All of the records listed below should be retyped exactly.

──────

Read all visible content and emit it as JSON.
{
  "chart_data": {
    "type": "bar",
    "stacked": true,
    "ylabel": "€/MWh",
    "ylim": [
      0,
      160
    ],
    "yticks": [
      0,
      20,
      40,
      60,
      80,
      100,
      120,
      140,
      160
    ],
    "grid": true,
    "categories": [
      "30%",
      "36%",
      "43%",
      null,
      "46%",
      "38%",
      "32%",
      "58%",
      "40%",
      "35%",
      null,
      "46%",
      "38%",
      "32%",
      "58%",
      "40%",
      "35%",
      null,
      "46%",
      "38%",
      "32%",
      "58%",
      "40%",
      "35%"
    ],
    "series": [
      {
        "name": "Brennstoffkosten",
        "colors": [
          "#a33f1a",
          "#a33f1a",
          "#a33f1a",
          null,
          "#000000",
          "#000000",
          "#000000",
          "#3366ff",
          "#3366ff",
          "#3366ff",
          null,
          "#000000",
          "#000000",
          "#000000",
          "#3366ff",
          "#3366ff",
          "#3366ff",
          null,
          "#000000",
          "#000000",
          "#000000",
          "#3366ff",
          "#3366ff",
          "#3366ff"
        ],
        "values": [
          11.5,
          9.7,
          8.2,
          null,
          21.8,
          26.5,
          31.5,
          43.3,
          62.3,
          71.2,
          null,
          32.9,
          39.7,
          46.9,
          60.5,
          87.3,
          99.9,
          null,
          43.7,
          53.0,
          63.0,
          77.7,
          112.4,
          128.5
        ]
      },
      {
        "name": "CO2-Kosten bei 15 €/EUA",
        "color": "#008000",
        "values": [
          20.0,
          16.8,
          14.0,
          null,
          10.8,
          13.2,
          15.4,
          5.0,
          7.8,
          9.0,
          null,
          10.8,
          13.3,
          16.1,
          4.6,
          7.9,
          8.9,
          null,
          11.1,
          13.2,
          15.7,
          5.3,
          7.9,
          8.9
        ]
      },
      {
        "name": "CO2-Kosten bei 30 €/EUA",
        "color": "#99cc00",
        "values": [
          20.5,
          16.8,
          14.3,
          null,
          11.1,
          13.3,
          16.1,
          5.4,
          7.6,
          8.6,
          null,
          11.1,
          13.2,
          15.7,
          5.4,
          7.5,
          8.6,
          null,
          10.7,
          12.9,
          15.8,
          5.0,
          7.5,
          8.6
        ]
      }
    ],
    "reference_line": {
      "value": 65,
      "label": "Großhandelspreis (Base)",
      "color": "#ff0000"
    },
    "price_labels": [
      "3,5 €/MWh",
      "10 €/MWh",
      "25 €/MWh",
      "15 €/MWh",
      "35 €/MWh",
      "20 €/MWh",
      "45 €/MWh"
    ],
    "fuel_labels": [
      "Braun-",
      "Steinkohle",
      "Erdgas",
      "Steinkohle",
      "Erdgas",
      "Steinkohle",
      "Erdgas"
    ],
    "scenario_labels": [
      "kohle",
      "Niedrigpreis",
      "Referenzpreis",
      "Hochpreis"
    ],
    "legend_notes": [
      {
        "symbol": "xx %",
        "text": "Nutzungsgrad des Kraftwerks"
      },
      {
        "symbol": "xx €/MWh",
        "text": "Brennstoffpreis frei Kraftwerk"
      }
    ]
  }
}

──────

__Final result__
Read all visible content and emit it as JSON.
{
  "chart_data": {
    "type": "bar",
    "stacked": true,
    "ylabel": "€/MWh",
    "ylim": [
      0,
      160
    ],
    "yticks": [
      0,
      20,
      40,
      60,
      80,
      100,
      120,
      140,
      160
    ],
    "grid": true,
    "categories": [
      "30%",
      "36%",
      "43%",
      null,
      "46%",
      "38%",
      "32%",
      "58%",
      "40%",
      "35%",
      null,
      "46%",
      "38%",
      "32%",
      "58%",
      "40%",
      "35%",
      null,
      "46%",
      "38%",
      "32%",
      "58%",
      "40%",
      "35%"
    ],
    "series": [
      {
        "name": "Brennstoffkosten",
        "colors": [
          "#a33f1a",
          "#a33f1a",
          "#a33f1a",
          null,
          "#000000",
          "#000000",
          "#000000",
          "#3366ff",
          "#3366ff",
          "#3366ff",
          null,
          "#000000",
          "#000000",
          "#000000",
          "#3366ff",
          "#3366ff",
          "#3366ff",
          null,
          "#000000",
          "#000000",
          "#000000",
          "#3366ff",
          "#3366ff",
          "#3366ff"
        ],
        "values": [
          11.5,
          9.7,
          8.2,
          null,
          21.8,
          26.5,
          31.5,
          43.3,
          62.3,
          71.2,
          null,
          32.9,
          39.7,
          46.9,
          60.5,
          87.3,
          99.9,
          null,
          43.7,
          53.0,
          63.0,
          77.7,
          112.4,
          128.5
        ]
      },
      {
        "name": "CO2-Kosten bei 15 €/EUA",
        "color": "#008000",
        "values": [
          20.0,
          16.8,
          14.0,
          null,
          10.8,
          13.2,
          15.4,
          5.0,
          7.8,
          9.0,
          null,
          10.8,
          13.3,
          16.1,
          4.6,
          7.9,
          8.9,
          null,
          11.1,
          13.2,
          15.7,
          5.3,
          7.9,
          8.9
        ]
      },
      {
        "name": "CO2-Kosten bei 30 €/EUA",
        "color": "#99cc00",
        "values": [
          20.5,
          16.8,
          14.3,
          null,
          11.1,
          13.3,
          16.1,
          5.4,
          7.6,
          8.6,
          null,
          11.1,
          13.2,
          15.7,
          5.4,
          7.5,
          8.6,
          null,
          10.7,
          12.9,
          15.8,
          5.0,
          7.5,
          8.6
        ]
      }
    ],
    "reference_line": {
      "value": 65,
      "label": "Großhandelspreis (Base)",
      "color": "#ff0000"
    },
    "price_labels": [
      "3,5 €/MWh",
      "10 €/MWh",
      "25 €/MWh",
      "15 €/MWh",
      "35 €/MWh",
      "20 €/MWh",
      "45 €/MWh"
    ],
    "fuel_labels": [
      "Braun-",
      "Steinkohle",
      "Erdgas",
      "Steinkohle",
      "Erdgas",
      "Steinkohle",
      "Erdgas"
    ],
    "scenario_labels": [
      "kohle",
      "Niedrigpreis",
      "Referenzpreis",
      "Hochpreis"
    ],
    "legend_notes": [
      {
        "symbol": "xx %",
        "text": "Nutzungsgrad des Kraftwerks"
      },
      {
        "symbol": "xx €/MWh",
        "text": "Brennstoffpreis frei Kraftwerk"
      }
    ]
  }
}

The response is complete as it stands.